▸ Input records
++++++++
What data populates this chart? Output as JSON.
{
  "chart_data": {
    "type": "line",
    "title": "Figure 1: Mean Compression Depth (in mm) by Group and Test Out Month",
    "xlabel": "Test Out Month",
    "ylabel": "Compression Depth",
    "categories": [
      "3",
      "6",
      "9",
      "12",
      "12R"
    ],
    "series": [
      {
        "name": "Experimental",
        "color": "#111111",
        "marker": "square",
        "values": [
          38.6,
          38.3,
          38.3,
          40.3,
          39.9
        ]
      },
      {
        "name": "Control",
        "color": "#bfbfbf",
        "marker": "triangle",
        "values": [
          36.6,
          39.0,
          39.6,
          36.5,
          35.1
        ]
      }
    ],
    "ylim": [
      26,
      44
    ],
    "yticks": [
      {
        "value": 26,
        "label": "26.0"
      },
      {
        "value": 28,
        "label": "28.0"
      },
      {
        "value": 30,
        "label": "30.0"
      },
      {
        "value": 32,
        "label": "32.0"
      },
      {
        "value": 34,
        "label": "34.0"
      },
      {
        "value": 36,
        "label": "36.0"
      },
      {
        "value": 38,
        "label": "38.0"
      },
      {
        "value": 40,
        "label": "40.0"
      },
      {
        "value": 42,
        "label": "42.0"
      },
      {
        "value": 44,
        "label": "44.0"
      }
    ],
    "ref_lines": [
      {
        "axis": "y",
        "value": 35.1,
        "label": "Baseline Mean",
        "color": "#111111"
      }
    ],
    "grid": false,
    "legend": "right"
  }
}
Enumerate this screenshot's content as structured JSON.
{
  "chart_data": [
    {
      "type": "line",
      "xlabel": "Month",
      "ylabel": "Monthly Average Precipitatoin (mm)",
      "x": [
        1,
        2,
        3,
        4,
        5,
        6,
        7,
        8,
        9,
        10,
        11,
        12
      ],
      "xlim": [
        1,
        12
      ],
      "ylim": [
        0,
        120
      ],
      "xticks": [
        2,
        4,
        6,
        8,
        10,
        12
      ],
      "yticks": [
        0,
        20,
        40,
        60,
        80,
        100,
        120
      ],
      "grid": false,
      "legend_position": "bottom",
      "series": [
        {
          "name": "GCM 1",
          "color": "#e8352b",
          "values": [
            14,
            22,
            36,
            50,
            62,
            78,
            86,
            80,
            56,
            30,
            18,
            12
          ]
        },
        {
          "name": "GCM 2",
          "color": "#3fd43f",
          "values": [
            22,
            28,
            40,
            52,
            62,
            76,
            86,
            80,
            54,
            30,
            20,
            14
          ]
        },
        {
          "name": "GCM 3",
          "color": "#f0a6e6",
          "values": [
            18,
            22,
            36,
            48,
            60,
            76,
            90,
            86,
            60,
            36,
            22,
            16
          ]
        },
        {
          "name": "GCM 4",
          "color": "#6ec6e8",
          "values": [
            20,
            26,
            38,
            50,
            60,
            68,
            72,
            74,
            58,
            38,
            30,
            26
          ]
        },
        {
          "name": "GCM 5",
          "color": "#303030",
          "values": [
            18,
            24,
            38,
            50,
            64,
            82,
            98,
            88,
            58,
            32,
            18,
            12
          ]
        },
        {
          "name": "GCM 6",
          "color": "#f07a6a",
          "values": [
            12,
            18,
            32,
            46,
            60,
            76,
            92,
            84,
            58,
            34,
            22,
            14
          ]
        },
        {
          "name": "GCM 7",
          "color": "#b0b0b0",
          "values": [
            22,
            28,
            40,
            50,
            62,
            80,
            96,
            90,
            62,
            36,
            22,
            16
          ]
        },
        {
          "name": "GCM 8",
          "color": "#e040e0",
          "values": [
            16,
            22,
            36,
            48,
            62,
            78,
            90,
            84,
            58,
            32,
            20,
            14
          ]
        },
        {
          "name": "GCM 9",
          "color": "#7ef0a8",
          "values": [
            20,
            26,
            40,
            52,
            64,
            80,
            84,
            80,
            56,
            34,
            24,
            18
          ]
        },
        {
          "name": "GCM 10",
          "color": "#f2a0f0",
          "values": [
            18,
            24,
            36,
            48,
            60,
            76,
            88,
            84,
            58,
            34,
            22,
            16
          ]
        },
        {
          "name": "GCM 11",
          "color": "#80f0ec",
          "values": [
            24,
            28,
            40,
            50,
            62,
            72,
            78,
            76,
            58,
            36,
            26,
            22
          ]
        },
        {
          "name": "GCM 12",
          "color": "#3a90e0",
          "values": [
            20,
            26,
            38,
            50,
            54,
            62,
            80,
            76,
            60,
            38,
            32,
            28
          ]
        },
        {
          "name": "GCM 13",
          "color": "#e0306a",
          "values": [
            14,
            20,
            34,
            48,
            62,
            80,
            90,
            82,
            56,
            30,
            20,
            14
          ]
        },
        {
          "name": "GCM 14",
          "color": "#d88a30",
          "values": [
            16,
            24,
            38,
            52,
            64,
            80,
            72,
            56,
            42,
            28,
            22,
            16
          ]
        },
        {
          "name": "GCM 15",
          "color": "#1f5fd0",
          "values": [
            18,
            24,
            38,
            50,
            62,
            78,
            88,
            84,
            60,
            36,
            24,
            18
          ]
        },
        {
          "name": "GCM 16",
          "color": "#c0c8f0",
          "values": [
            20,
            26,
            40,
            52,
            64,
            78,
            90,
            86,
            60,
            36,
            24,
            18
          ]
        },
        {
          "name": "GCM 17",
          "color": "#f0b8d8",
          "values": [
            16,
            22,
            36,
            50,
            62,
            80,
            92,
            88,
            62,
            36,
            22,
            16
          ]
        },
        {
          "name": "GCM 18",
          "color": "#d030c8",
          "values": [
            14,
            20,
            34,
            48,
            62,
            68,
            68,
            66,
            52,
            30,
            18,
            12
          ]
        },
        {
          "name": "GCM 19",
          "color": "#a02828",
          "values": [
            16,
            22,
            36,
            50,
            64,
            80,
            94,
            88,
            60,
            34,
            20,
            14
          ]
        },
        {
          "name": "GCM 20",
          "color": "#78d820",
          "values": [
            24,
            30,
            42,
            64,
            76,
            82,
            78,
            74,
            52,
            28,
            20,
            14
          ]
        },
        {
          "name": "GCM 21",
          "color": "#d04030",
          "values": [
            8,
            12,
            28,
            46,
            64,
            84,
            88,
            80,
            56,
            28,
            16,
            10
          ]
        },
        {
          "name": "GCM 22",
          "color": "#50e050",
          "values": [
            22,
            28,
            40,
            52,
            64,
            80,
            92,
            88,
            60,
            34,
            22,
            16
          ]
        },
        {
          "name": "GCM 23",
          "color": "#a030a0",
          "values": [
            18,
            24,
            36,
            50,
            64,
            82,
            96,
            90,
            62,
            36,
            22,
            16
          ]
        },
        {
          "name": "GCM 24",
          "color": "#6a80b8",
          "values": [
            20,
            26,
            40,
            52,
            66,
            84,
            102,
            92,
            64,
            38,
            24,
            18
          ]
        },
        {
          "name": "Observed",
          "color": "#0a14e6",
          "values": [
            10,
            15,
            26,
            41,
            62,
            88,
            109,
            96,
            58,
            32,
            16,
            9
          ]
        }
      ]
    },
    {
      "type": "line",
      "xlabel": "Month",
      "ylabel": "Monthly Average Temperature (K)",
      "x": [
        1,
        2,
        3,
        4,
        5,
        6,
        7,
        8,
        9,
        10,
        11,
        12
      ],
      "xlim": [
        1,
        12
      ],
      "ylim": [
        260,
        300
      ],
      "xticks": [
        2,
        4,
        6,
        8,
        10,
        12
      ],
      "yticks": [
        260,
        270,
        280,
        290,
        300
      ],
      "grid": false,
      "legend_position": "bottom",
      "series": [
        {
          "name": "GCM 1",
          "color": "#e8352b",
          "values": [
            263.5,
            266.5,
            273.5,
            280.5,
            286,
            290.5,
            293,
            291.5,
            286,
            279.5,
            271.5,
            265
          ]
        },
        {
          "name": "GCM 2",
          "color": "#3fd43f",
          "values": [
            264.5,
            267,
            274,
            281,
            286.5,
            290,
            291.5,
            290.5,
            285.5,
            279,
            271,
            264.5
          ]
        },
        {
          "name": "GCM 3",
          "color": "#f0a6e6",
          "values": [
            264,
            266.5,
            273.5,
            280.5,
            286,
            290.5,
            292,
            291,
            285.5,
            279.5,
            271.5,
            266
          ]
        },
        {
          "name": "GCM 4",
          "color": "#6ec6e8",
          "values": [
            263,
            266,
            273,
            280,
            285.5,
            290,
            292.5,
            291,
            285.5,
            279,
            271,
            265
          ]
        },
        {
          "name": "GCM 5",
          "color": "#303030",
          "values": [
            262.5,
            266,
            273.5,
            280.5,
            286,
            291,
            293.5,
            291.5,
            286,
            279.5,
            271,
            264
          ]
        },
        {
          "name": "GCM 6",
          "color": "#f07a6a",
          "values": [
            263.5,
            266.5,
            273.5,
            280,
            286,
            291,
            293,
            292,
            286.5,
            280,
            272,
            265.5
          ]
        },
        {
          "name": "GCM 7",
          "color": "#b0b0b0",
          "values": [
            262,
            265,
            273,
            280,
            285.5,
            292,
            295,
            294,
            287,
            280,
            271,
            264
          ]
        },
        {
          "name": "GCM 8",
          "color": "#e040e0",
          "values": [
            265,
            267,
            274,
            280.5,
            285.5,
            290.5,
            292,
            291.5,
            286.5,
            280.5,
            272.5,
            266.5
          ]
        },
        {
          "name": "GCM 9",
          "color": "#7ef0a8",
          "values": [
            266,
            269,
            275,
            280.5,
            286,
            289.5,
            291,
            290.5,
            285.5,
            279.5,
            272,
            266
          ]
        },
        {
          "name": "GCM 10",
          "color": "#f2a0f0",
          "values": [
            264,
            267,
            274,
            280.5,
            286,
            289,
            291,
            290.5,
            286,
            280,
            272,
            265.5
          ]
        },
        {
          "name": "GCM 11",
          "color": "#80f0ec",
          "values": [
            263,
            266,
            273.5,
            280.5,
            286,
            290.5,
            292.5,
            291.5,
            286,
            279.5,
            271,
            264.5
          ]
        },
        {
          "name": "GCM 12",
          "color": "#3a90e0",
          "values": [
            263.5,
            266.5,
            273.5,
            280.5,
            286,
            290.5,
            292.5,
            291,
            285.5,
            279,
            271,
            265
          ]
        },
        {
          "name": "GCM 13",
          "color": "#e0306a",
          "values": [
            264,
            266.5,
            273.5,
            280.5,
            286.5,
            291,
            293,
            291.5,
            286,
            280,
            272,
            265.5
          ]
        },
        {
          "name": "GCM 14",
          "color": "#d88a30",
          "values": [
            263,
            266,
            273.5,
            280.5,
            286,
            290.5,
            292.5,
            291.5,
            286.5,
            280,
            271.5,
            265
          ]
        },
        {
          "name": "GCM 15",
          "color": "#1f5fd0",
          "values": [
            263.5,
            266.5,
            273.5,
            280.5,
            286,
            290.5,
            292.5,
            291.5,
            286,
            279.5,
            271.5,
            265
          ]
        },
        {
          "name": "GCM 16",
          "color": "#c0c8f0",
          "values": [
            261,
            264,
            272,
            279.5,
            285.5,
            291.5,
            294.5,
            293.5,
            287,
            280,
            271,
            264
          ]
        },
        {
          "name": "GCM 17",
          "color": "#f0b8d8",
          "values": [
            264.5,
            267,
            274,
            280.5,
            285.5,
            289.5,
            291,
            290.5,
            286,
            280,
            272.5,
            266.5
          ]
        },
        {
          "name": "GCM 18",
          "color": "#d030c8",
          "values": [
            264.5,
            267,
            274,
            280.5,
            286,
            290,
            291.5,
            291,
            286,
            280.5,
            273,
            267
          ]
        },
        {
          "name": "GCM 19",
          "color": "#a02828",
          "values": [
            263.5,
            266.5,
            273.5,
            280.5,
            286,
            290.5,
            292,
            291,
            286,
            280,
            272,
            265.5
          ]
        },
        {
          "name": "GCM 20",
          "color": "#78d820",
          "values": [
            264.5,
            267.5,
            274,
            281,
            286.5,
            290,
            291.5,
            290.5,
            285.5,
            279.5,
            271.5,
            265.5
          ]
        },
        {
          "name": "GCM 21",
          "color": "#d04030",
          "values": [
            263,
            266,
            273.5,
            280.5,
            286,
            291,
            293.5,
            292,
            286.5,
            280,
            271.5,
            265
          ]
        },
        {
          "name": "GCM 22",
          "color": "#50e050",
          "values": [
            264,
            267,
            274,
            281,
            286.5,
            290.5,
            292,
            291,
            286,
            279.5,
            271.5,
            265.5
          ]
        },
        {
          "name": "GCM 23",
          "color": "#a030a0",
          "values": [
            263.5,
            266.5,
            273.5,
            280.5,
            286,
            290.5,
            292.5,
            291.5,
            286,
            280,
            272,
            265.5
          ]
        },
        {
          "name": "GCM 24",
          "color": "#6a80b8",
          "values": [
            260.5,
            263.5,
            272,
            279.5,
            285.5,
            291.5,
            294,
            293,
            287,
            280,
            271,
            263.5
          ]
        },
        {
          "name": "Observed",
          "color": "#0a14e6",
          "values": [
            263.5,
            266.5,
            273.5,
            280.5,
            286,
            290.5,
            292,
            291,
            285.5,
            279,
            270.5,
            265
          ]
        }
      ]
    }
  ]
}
++++++++
▸ Goal
Search the records for the word "this", then list every line that has it.

▸ Expected output
What data populates this chart? Output as JSON.
Enumerate this screenshot's content as structured JSON.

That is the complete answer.